— start —

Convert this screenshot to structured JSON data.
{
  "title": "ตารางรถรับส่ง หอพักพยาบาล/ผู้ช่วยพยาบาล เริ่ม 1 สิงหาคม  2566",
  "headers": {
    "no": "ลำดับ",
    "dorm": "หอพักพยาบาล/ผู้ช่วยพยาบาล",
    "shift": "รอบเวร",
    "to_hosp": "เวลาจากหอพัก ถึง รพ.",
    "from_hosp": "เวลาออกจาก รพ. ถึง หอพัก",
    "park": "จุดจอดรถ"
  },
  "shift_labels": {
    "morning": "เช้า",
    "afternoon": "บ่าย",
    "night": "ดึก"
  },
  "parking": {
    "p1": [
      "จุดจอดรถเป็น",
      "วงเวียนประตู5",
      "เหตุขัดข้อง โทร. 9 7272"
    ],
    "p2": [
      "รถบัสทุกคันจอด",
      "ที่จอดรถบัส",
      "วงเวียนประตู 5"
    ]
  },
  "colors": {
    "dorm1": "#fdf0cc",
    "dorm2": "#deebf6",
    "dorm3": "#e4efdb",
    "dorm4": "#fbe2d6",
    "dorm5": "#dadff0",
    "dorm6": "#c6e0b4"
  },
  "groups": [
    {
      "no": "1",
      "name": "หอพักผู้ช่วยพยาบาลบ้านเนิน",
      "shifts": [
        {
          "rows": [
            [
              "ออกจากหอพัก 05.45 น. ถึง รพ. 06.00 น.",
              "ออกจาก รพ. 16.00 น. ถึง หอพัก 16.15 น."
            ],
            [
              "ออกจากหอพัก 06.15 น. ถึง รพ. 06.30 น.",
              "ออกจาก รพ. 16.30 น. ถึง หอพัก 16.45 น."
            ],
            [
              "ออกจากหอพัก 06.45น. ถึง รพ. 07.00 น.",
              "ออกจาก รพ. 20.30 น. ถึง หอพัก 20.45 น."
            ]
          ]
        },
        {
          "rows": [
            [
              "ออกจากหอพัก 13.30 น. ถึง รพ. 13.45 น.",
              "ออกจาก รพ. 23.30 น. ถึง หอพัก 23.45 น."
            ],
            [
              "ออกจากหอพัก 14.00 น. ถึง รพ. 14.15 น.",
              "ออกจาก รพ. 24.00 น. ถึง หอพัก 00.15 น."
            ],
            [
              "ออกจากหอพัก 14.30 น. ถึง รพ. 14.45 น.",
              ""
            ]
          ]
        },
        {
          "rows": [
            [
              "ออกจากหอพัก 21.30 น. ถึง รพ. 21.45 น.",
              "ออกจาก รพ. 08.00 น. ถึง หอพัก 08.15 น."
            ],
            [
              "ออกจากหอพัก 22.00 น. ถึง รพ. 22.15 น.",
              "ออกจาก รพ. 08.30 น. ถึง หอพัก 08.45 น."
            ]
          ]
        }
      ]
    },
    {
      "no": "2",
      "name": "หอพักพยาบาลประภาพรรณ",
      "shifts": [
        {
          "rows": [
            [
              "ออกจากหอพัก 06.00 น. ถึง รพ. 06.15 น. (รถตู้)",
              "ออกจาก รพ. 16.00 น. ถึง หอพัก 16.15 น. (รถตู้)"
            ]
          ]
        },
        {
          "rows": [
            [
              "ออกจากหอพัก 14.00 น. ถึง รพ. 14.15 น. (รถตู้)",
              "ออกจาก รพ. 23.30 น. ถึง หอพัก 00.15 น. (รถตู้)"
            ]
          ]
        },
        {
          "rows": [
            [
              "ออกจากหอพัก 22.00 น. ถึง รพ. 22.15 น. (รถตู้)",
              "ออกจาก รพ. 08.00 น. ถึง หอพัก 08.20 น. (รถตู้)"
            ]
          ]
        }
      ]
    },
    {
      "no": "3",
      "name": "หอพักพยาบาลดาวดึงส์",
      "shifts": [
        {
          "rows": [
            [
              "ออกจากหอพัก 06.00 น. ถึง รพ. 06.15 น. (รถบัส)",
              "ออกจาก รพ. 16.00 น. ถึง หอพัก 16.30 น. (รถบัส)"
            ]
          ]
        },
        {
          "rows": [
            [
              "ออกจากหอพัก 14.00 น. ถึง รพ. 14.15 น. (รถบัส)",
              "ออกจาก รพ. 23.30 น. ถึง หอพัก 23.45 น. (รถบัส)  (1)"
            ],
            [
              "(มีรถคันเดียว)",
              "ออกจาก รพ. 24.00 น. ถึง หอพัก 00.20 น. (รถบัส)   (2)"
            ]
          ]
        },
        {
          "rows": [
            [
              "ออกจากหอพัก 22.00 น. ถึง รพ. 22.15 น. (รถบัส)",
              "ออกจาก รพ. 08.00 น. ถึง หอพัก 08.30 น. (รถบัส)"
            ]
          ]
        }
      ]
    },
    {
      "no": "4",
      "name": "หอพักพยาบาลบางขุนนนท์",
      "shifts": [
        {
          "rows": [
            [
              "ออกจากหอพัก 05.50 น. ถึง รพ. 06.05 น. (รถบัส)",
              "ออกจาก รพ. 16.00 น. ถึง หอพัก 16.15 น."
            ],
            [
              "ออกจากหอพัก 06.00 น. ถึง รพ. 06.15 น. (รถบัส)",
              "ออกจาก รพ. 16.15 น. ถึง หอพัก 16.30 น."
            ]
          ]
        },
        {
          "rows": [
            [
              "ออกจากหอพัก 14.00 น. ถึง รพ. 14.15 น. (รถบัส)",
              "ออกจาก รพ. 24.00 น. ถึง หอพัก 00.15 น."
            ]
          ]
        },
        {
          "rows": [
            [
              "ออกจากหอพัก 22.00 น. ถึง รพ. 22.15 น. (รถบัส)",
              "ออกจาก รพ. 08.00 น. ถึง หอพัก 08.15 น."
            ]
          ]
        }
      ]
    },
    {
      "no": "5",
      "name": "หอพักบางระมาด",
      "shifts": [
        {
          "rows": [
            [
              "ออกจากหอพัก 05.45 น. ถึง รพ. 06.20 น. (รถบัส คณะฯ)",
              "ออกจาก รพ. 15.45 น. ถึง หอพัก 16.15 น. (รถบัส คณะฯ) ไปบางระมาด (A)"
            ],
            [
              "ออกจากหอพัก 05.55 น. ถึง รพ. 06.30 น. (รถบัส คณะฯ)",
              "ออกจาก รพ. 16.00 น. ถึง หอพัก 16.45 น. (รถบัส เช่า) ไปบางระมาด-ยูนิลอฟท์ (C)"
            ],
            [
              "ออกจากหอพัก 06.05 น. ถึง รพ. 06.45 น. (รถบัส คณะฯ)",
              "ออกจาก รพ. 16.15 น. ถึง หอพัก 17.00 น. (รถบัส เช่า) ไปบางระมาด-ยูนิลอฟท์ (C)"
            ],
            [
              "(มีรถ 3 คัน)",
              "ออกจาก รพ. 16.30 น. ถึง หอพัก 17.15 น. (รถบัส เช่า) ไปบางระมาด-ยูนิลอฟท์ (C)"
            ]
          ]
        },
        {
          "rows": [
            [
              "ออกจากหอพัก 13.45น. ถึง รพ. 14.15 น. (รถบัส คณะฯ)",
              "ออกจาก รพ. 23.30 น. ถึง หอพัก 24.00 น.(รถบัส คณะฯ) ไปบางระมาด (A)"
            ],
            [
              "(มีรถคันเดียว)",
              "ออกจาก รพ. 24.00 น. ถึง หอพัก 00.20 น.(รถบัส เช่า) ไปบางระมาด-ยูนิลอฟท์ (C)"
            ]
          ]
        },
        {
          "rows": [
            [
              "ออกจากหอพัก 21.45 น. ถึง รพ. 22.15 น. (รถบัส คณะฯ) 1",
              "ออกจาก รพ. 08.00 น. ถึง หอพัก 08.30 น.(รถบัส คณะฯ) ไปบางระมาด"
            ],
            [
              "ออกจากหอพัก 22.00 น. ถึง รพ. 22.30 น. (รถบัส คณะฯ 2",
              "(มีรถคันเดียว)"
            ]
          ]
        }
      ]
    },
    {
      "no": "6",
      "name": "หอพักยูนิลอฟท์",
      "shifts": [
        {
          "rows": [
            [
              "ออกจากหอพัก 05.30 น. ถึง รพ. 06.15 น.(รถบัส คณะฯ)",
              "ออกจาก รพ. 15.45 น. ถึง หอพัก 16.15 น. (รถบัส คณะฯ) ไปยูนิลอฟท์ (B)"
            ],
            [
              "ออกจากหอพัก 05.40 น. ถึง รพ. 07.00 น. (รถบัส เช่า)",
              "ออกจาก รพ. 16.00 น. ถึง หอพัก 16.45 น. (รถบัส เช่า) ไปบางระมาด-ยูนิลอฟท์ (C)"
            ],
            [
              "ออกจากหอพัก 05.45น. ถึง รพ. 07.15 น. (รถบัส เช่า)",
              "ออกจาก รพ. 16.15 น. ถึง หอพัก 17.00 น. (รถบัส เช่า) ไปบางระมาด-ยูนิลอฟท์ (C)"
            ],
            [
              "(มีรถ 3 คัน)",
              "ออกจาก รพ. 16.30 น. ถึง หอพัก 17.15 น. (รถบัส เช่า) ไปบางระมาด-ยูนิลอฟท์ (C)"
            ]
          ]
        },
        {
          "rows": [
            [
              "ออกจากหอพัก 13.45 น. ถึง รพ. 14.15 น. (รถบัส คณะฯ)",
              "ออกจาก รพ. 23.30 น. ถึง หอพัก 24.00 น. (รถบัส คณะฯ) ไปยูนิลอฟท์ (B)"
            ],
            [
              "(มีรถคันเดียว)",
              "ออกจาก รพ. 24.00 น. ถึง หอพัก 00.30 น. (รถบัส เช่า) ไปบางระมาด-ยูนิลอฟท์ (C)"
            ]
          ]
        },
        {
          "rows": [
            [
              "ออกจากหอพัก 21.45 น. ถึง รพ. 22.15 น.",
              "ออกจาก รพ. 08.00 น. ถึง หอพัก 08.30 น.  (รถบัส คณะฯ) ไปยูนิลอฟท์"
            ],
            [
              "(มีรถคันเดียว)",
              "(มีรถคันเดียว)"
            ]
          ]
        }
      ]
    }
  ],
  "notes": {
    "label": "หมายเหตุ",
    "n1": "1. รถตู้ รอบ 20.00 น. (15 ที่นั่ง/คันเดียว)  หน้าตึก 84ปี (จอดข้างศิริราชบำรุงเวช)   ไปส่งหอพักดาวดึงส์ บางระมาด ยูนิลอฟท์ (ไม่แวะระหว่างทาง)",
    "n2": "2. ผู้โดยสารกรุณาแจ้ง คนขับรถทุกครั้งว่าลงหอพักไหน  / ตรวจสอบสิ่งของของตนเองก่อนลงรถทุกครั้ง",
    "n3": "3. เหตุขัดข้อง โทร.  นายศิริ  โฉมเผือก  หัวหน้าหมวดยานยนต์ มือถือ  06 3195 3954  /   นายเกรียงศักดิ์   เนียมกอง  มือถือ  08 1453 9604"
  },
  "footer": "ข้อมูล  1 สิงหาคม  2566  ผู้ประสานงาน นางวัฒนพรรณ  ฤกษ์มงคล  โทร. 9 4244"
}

— end —

### TASK INSTRUCTIONS
Show every line of the listing in which the string "งหาคม" can be found.

### WRITTEN SOLUTION
  "title": "ตารางรถรับส่ง หอพักพยาบาล/ผู้ช่วยพยาบาล เริ่ม 1 สิงหาคม  2566",
  "footer": "ข้อมูล  1 สิงหาคม  2566  ผู้ประสานงาน นางวัฒนพรรณ  ฤกษ์มงคล  โทร. 9 4244"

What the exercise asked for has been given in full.